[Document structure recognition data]
↓

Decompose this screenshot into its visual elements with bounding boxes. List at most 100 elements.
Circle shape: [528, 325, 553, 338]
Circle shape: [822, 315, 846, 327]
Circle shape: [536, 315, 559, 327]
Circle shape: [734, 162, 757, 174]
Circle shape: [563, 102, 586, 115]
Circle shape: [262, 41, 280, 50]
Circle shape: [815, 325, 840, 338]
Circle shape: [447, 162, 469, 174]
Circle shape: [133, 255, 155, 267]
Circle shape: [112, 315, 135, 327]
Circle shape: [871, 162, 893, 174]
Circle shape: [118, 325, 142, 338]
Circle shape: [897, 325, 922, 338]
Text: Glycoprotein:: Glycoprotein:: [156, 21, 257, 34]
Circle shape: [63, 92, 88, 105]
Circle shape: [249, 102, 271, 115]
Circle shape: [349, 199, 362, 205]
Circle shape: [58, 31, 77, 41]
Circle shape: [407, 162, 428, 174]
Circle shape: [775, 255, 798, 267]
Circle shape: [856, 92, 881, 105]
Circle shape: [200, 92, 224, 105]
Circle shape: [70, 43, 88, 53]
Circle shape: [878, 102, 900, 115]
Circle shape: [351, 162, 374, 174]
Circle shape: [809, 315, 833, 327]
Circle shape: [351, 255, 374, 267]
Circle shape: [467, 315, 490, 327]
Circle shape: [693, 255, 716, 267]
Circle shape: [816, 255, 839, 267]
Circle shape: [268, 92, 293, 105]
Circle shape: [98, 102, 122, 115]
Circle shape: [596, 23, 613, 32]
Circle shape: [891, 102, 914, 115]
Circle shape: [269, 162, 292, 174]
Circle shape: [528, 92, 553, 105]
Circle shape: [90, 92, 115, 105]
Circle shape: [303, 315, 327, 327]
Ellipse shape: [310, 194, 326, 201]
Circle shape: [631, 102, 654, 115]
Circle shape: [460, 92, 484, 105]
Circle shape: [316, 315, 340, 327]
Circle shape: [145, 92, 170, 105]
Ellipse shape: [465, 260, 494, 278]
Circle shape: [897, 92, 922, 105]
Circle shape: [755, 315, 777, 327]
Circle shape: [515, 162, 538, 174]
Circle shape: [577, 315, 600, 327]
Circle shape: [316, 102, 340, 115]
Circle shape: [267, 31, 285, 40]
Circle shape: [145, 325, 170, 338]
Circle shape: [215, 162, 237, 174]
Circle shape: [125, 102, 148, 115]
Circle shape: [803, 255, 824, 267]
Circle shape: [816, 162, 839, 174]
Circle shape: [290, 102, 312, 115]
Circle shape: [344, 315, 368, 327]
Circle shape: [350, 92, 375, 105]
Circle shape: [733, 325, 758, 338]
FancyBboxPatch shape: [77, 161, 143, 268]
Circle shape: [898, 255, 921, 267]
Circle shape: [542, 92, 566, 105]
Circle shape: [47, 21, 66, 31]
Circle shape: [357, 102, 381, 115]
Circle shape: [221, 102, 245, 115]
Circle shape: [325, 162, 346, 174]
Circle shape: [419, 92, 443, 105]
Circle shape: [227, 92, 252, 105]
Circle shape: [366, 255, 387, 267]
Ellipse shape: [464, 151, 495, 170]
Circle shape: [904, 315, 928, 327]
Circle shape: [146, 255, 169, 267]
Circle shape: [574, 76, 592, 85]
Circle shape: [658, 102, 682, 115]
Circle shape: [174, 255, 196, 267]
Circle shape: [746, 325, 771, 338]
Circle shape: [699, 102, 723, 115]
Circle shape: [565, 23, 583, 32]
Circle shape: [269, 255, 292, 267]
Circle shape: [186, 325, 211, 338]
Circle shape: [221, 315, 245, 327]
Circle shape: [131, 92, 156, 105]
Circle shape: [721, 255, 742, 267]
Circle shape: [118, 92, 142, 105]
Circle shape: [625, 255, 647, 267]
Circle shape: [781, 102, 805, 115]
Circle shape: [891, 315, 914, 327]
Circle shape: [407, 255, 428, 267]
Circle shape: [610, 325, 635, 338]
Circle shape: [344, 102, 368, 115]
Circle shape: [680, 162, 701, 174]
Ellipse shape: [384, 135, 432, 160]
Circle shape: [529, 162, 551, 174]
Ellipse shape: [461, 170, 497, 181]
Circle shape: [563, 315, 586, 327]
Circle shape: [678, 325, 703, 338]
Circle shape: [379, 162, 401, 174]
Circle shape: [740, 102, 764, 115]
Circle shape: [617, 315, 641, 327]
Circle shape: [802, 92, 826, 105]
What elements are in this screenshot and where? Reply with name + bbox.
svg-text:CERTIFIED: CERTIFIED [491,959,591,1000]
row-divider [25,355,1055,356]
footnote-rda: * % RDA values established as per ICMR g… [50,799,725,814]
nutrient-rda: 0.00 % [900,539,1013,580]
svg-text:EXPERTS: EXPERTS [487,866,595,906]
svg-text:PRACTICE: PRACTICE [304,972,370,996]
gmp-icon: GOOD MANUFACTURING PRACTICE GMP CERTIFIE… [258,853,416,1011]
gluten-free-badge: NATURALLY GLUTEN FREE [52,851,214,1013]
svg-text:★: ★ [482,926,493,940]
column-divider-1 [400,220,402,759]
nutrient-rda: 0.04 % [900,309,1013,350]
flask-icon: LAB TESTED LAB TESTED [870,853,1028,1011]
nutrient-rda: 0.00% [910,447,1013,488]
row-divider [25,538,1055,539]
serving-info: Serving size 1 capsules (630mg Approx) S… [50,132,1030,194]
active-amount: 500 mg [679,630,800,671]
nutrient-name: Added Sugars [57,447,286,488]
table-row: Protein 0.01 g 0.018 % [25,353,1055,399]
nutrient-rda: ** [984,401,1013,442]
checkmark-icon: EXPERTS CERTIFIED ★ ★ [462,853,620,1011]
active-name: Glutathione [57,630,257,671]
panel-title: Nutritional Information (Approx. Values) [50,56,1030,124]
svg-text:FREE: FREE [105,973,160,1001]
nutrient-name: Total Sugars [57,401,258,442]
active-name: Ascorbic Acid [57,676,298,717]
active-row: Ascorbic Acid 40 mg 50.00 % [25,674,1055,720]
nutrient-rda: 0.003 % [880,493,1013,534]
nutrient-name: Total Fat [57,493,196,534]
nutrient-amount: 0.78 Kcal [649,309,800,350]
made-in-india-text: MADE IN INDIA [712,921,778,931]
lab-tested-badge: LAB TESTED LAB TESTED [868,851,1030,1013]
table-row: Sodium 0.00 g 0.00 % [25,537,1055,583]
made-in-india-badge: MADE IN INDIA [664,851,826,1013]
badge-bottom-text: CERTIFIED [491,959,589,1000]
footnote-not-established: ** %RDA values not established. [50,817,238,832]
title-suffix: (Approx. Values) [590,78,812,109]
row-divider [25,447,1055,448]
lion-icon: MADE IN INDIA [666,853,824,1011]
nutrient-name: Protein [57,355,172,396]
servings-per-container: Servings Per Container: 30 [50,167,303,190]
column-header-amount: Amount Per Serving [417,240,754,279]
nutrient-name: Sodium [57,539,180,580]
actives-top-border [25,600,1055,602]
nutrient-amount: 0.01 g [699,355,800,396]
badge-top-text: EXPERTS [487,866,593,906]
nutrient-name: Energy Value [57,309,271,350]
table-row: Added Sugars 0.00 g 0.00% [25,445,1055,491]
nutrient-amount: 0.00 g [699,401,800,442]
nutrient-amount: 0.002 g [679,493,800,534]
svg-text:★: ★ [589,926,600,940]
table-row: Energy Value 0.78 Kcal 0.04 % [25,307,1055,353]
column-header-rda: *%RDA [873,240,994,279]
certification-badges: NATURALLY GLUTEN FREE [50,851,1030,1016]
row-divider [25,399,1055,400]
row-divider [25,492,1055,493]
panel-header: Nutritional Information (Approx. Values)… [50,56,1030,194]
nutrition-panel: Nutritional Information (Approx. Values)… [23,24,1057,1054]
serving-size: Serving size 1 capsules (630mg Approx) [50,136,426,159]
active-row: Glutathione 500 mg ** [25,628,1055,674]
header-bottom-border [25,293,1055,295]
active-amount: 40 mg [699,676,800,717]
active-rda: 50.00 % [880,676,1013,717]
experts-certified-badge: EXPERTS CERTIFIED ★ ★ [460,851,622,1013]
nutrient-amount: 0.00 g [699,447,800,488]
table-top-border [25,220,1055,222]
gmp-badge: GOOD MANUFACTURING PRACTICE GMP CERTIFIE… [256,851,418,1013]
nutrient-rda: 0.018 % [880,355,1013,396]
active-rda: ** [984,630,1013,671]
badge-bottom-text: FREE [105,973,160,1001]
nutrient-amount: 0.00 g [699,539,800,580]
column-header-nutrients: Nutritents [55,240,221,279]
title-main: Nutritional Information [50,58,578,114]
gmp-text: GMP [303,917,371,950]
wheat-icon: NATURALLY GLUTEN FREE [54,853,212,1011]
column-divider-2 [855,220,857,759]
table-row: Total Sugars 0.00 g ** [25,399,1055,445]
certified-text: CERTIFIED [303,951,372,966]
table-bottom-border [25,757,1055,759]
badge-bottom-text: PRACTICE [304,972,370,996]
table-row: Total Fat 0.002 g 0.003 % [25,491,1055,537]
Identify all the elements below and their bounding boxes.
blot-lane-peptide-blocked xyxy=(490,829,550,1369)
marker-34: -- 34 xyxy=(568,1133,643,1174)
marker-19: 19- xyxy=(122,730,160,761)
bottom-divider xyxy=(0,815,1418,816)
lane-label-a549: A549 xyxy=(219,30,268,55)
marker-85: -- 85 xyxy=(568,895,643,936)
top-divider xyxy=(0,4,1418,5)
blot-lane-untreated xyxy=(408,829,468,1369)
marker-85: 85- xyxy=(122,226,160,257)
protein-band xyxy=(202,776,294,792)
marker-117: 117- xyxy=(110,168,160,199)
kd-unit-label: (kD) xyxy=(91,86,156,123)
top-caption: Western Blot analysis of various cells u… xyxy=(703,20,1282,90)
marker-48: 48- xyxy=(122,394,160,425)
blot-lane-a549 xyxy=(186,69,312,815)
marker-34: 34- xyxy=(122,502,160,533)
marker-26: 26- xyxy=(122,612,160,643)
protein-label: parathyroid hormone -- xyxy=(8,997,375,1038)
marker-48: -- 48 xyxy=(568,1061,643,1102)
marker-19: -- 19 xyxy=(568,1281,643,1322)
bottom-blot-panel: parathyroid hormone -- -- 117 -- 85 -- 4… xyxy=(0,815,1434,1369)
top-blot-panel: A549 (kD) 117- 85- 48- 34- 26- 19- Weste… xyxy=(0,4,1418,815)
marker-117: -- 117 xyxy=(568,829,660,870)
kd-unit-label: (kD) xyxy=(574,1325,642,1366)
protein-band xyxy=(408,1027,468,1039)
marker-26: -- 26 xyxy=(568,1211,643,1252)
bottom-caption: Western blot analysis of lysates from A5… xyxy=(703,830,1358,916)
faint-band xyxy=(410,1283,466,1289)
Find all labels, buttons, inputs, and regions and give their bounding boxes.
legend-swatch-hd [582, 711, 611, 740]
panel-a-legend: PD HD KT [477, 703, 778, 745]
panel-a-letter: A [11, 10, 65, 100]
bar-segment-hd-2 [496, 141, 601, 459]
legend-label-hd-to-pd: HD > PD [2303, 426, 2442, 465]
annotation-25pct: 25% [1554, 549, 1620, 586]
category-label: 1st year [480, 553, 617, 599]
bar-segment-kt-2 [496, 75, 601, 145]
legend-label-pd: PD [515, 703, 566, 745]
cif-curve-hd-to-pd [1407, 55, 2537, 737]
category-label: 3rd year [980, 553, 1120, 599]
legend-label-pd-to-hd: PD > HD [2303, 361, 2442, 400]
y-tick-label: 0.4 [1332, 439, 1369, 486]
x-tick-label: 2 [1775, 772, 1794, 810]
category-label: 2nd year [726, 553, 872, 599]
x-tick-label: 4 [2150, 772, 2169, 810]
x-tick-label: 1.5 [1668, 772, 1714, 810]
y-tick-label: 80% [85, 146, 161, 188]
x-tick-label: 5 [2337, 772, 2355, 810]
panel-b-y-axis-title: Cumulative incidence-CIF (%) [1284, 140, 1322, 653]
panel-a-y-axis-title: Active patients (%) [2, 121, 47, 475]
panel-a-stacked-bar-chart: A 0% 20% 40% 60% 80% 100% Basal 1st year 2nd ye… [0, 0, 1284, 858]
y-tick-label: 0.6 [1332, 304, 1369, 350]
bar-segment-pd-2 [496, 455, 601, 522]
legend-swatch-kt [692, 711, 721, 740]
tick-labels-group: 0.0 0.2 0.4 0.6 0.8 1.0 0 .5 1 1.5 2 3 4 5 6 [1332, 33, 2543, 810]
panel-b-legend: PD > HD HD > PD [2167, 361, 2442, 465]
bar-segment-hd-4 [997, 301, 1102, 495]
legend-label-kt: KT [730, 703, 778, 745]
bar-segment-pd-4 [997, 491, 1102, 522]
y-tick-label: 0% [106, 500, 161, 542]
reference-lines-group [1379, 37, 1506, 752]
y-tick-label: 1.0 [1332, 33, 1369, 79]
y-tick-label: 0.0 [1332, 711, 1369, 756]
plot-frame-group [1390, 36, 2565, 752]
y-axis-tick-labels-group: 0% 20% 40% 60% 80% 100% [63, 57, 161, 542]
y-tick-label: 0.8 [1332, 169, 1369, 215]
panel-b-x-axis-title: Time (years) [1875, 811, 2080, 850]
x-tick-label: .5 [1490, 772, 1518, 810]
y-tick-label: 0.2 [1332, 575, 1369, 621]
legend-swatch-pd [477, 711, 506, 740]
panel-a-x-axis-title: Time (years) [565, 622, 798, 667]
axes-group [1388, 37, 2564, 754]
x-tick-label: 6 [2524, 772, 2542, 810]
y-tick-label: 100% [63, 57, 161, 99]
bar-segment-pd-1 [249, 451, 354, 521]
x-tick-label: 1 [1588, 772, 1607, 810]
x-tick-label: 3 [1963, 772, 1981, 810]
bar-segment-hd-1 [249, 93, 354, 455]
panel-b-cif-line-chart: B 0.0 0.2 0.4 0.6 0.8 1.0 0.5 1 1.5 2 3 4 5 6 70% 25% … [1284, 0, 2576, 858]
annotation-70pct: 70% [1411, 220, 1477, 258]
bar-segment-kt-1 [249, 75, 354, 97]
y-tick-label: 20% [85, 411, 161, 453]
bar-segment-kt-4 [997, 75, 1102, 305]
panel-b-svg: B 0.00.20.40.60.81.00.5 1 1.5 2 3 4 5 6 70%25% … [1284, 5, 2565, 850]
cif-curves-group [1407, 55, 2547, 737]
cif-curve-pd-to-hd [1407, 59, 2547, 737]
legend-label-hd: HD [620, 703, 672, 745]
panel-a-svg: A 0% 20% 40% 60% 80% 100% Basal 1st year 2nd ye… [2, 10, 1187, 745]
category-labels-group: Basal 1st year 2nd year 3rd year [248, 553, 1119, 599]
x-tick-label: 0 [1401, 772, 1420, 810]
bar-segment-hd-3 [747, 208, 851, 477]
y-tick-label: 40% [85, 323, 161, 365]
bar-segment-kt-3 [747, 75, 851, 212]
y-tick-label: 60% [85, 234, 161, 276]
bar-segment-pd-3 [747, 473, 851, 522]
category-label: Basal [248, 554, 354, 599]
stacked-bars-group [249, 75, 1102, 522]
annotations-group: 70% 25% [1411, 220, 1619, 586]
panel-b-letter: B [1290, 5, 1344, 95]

↑

Work through the entries, filtering for the string "established", and copy each line that holds it.

footnote-rda: * % RDA values established as per ICMR g… [50,799,725,814]
footnote-not-established: ** %RDA values not established. [50,817,238,832]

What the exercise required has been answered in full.